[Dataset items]
____
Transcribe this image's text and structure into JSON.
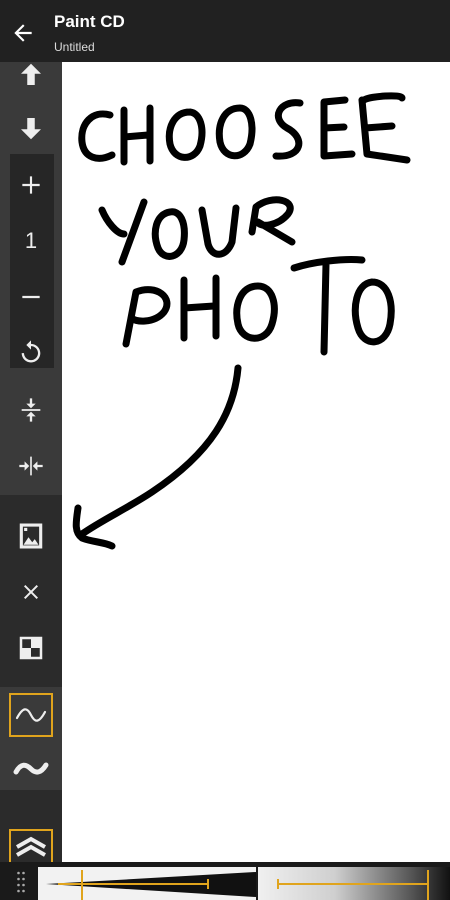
{
  "app": {
    "title": "Paint CD",
    "subtitle": "Untitled"
  },
  "toolbar": {
    "tools": [
      {
        "icon": "arrow-up-icon",
        "label": "Move up"
      },
      {
        "icon": "arrow-down-icon",
        "label": "Move down"
      },
      {
        "icon": "plus-icon",
        "label": "Zoom in"
      },
      {
        "icon": "zoom-level",
        "value": "1"
      },
      {
        "icon": "minus-icon",
        "label": "Zoom out"
      },
      {
        "icon": "reset-icon",
        "label": "Reset zoom"
      },
      {
        "icon": "compress-vertical-icon",
        "label": "Fit vertical"
      },
      {
        "icon": "compress-horizontal-icon",
        "label": "Fit horizontal"
      },
      {
        "icon": "image-icon",
        "label": "Choose photo"
      },
      {
        "icon": "close-icon",
        "label": "Remove photo"
      },
      {
        "icon": "checker-icon",
        "label": "Transparency"
      },
      {
        "icon": "smooth-stroke-icon",
        "label": "Smooth stroke",
        "selected": true
      },
      {
        "icon": "wave-stroke-icon",
        "label": "Wave stroke"
      },
      {
        "icon": "chevron-up-icon",
        "label": "Expand",
        "selected": true
      }
    ],
    "zoom_value": "1"
  },
  "colors": {
    "appbar": "#212121",
    "sidebar": "#3a3a3a",
    "accent": "#e0a41d",
    "canvas": "#ffffff",
    "ink": "#000000"
  },
  "canvas": {
    "drawing": "handwritten text with an arrow pointing to the photo button",
    "handwritten_lines": [
      "CHOOSE",
      "YOUR",
      "PHOTO"
    ]
  }
}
____
# TASK DESCRIPTION
Extract each line holding the word "text" from the records.

# COMPLETE RESPONSE
Transcribe this image's text and structure into JSON.
    "drawing": "handwritten text with an arrow pointing to the photo button",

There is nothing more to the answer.